Locate the lines where "number" occurs and copy them as they stand.

========

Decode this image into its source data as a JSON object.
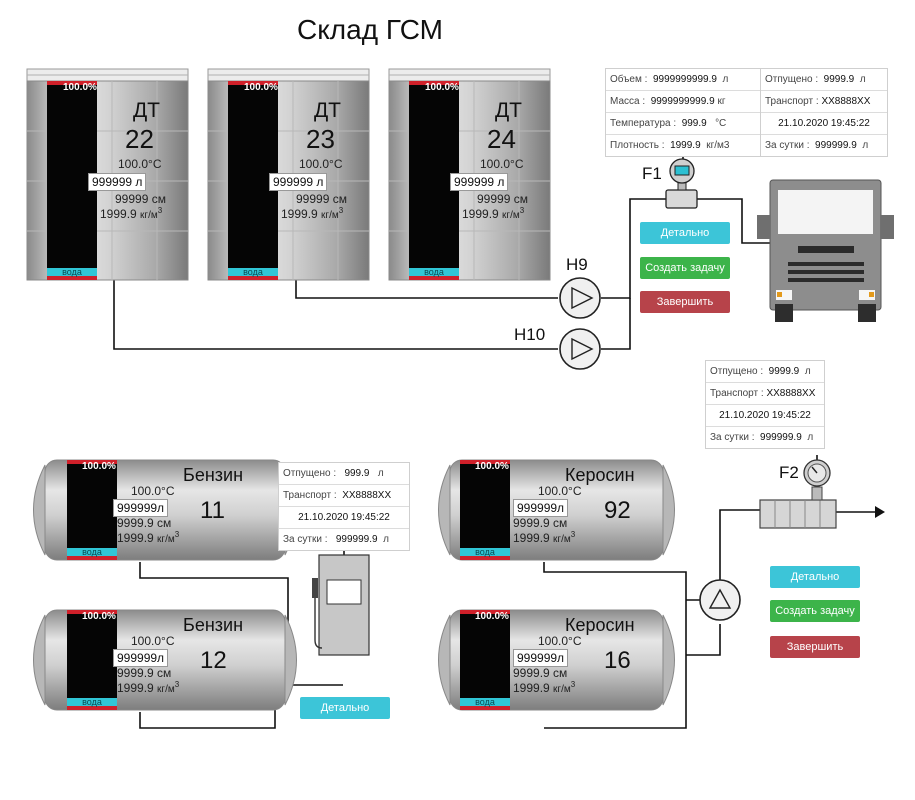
{
  "title": "Склад ГСМ",
  "colors": {
    "level_red": "#d0202a",
    "water_cyan": "#31c6d6",
    "btn_cyan": "#3cc5d8",
    "btn_green": "#3cb44a",
    "btn_red": "#b7434a"
  },
  "vertical_tanks": [
    {
      "name": "ДТ",
      "number": "22",
      "fill_pct": "100.0%",
      "temp": "100.0°С",
      "volume_value": "999999",
      "volume_unit": "л",
      "level": "99999",
      "level_unit": "см",
      "density": "1999.9",
      "density_unit": "кг/м",
      "density_exp": "3",
      "water_label": "вода"
    },
    {
      "name": "ДТ",
      "number": "23",
      "fill_pct": "100.0%",
      "temp": "100.0°С",
      "volume_value": "999999",
      "volume_unit": "л",
      "level": "99999",
      "level_unit": "см",
      "density": "1999.9",
      "density_unit": "кг/м",
      "density_exp": "3",
      "water_label": "вода"
    },
    {
      "name": "ДТ",
      "number": "24",
      "fill_pct": "100.0%",
      "temp": "100.0°С",
      "volume_value": "999999",
      "volume_unit": "л",
      "level": "99999",
      "level_unit": "см",
      "density": "1999.9",
      "density_unit": "кг/м",
      "density_exp": "3",
      "water_label": "вода"
    }
  ],
  "horizontal_tanks": [
    {
      "name": "Бензин",
      "number": "11",
      "fill_pct": "100.0%",
      "temp": "100.0°С",
      "volume_value": "999999",
      "volume_unit": "л",
      "level": "9999.9",
      "level_unit": "см",
      "density": "1999.9",
      "density_unit": "кг/м",
      "density_exp": "3",
      "water_label": "вода"
    },
    {
      "name": "Бензин",
      "number": "12",
      "fill_pct": "100.0%",
      "temp": "100.0°С",
      "volume_value": "999999",
      "volume_unit": "л",
      "level": "9999.9",
      "level_unit": "см",
      "density": "1999.9",
      "density_unit": "кг/м",
      "density_exp": "3",
      "water_label": "вода"
    },
    {
      "name": "Керосин",
      "number": "92",
      "fill_pct": "100.0%",
      "temp": "100.0°С",
      "volume_value": "999999",
      "volume_unit": "л",
      "level": "9999.9",
      "level_unit": "см",
      "density": "1999.9",
      "density_unit": "кг/м",
      "density_exp": "3",
      "water_label": "вода"
    },
    {
      "name": "Керосин",
      "number": "16",
      "fill_pct": "100.0%",
      "temp": "100.0°С",
      "volume_value": "999999",
      "volume_unit": "л",
      "level": "9999.9",
      "level_unit": "см",
      "density": "1999.9",
      "density_unit": "кг/м",
      "density_exp": "3",
      "water_label": "вода"
    }
  ],
  "pumps": {
    "h9": "H9",
    "h10": "H10"
  },
  "flowmeters": {
    "f1": "F1",
    "f2": "F2"
  },
  "f1_panel": {
    "volume_label": "Объем :",
    "volume_value": "9999999999.9",
    "volume_unit": "л",
    "mass_label": "Масса :",
    "mass_value": "9999999999.9",
    "mass_unit": "кг",
    "temp_label": "Температура :",
    "temp_value": "999.9",
    "temp_unit": "°C",
    "density_label": "Плотность :",
    "density_value": "1999.9",
    "density_unit": "кг/м3",
    "released_label": "Отпущено :",
    "released_value": "9999.9",
    "released_unit": "л",
    "transport_label": "Транспорт :",
    "transport_value": "XX8888XX",
    "datetime": "21.10.2020 19:45:22",
    "per_day_label": "За сутки :",
    "per_day_value": "999999.9",
    "per_day_unit": "л"
  },
  "f2_panel": {
    "released_label": "Отпущено :",
    "released_value": "9999.9",
    "released_unit": "л",
    "transport_label": "Транспорт :",
    "transport_value": "XX8888XX",
    "datetime": "21.10.2020 19:45:22",
    "per_day_label": "За сутки :",
    "per_day_value": "999999.9",
    "per_day_unit": "л"
  },
  "dispenser_panel": {
    "released_label": "Отпущено :",
    "released_value": "999.9",
    "released_unit": "л",
    "transport_label": "Транспорт :",
    "transport_value": "XX8888XX",
    "datetime": "21.10.2020 19:45:22",
    "per_day_label": "За сутки :",
    "per_day_value": "999999.9",
    "per_day_unit": "л"
  },
  "buttons": {
    "detail": "Детально",
    "create_task": "Создать задачу",
    "finish": "Завершить"
  }
}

========

▸ **Result of this exercise**
      "number": "22",
      "number": "23",
      "number": "24",
      "number": "11",
      "number": "12",
      "number": "92",
      "number": "16",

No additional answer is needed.